* [What is needed]: Go through the records and copy each line where the word "кампания" occurs.

......

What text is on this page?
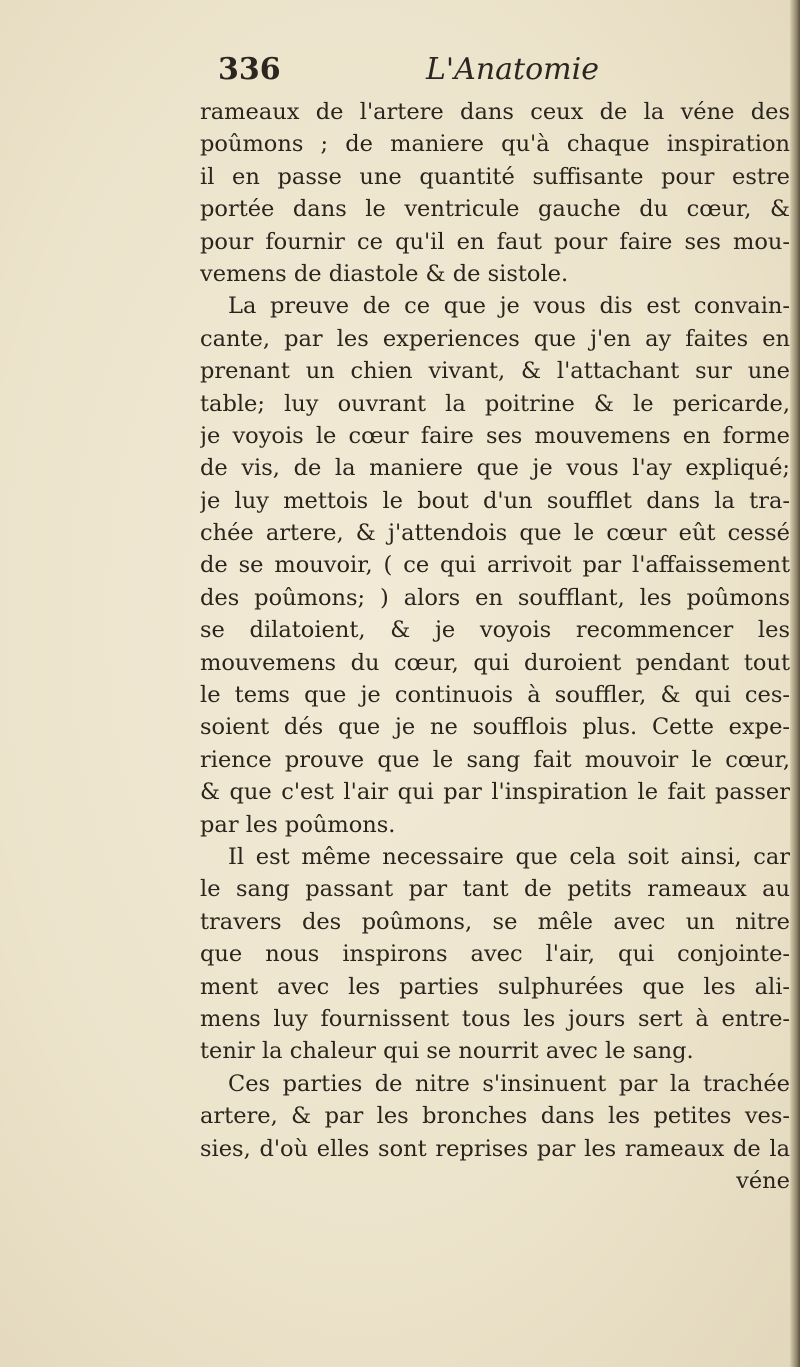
336	L'Anatomie
rameaux de l'artere dans ceux de la véne des
poûmons ; de maniere qu'à chaque inspiration
il en passe une quantité suffisante pour estre
portée dans le ventricule gauche du cœur, &
pour fournir ce qu'il en faut pour faire ses mou-
vemens de diastole & de sistole.
La preuve de ce que je vous dis est convain-
cante, par les experiences que j'en ay faites en
prenant un chien vivant, & l'attachant sur une
table; luy ouvrant la poitrine & le pericarde,
je voyois le cœur faire ses mouvemens en forme
de vis, de la maniere que je vous l'ay expliqué;
je luy mettois le bout d'un soufflet dans la tra-
chée artere, & j'attendois que le cœur eût cessé
de se mouvoir, ( ce qui arrivoit par l'affaissement
des poûmons; ) alors en soufflant, les poûmons
se dilatoient, & je voyois recommencer les
mouvemens du cœur, qui duroient pendant tout
le tems que je continuois à souffler, & qui ces-
soient dés que je ne soufflois plus. Cette expe-
rience prouve que le sang fait mouvoir le cœur,
& que c'est l'air qui par l'inspiration le fait passer
par les poûmons.
Il est même necessaire que cela soit ainsi, car
le sang passant par tant de petits rameaux au
travers des poûmons, se mêle avec un nitre
que nous inspirons avec l'air, qui conjointe-
ment avec les parties sulphurées que les ali-
mens luy fournissent tous les jours sert à entre-
tenir la chaleur qui se nourrit avec le sang.
Ces parties de nitre s'insinuent par la trachée
artere, & par les bronches dans les petites ves-
sies, d'où elles sont reprises par les rameaux de la
véne
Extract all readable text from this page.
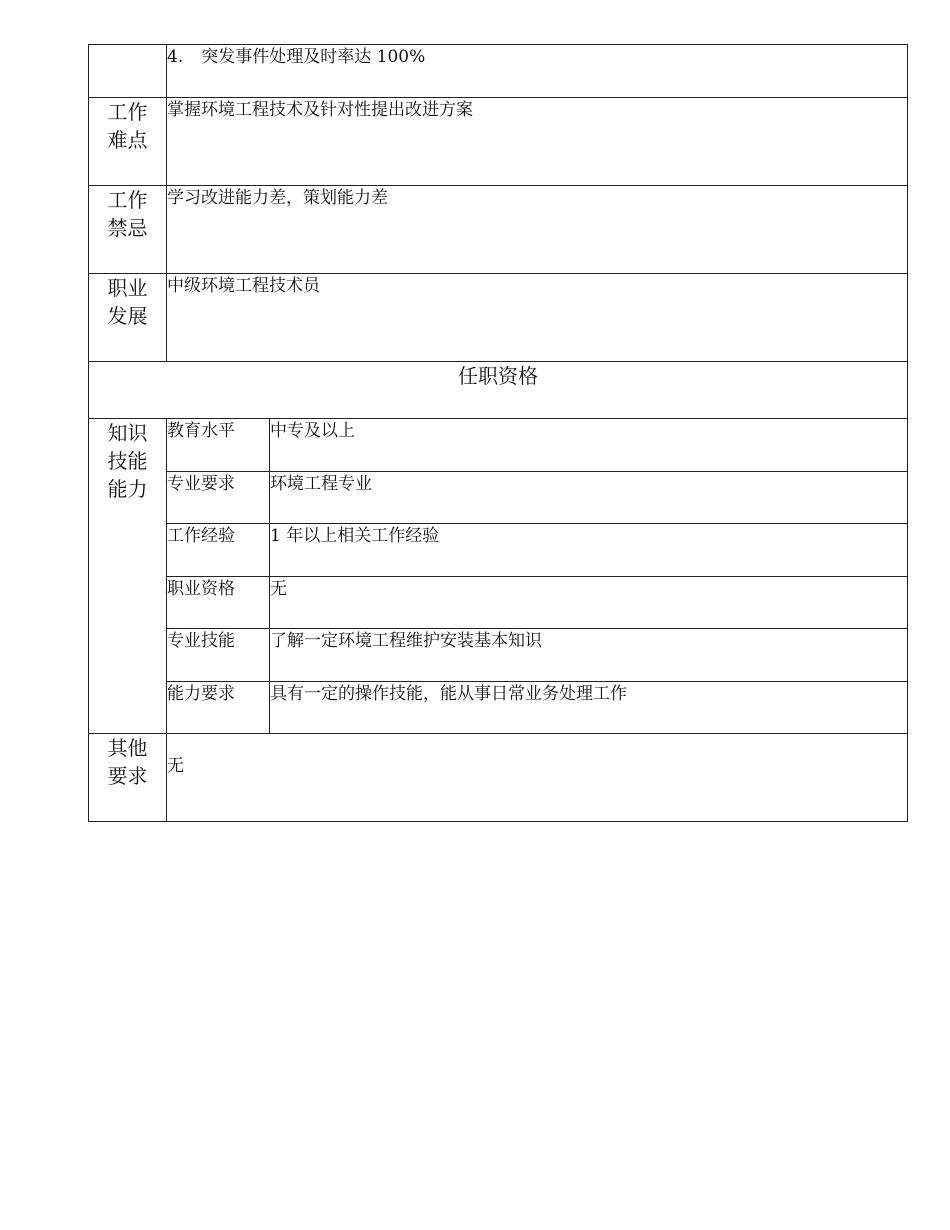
	4. 突发事件处理及时率达 100%	

工作
难点	掌握环境工程技术及针对性提出改进方案	

工作
禁忌	学习改进能力差，策划能力差	

职业
发展	中级环境工程技术员	
任职资格		

知识
技能
能力	教育水平	中专及以上
	专业要求	环境工程专业
	工作经验	1 年以上相关工作经验
	职业资格	无
	专业技能	了解一定环境工程维护安装基本知识
	能力要求	具有一定的操作技能，能从事日常业务处理工作

其他
要求	无	
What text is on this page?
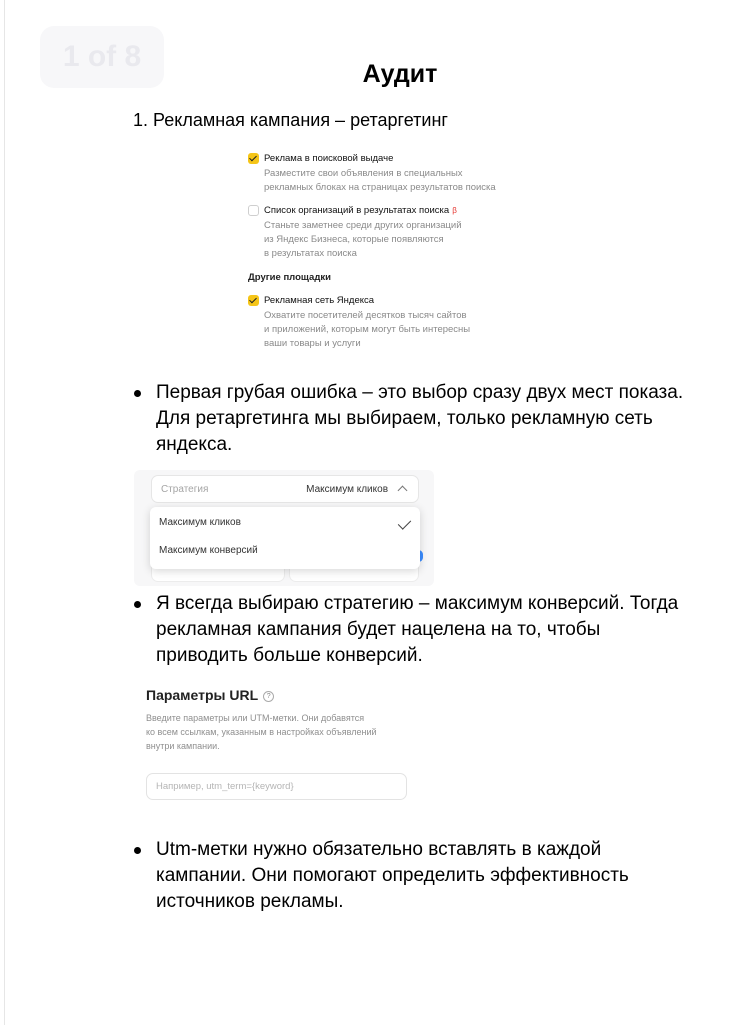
1 of 8
Аудит
1. Рекламная кампания – ретаргетинг
Реклама в поисковой выдаче
Разместите свои объявления в специальных
рекламных блоках на страницах результатов поиска
Список организаций в результатах поиска β
Станьте заметнее среди других организаций
из Яндекс Бизнеса, которые появляются
в результатах поиска
Другие площадки
Рекламная сеть Яндекса
Охватите посетителей десятков тысяч сайтов
и приложений, которым могут быть интересны
ваши товары и услуги
Первая грубая ошибка – это выбор сразу двух мест показа. Для ретаргетинга мы выбираем, только рекламную сеть яндекса.
Стратегия	Максимум кликов
Максимум кликов
Максимум конверсий
Я всегда выбираю стратегию – максимум конверсий. Тогда рекламная кампания будет нацелена на то, чтобы приводить больше конверсий.
Параметры URL ?
Введите параметры или UTM-метки. Они добавятся
ко всем ссылкам, указанным в настройках объявлений
внутри кампании.
Например, utm_term={keyword}
Utm-метки нужно обязательно вставлять в каждой кампании. Они помогают определить эффективность источников рекламы.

......

* [Written response]:
1. Рекламная кампания – ретаргетинг
Я всегда выбираю стратегию – максимум конверсий. Тогда рекламная кампания будет нацелена на то, чтобы приводить больше конверсий.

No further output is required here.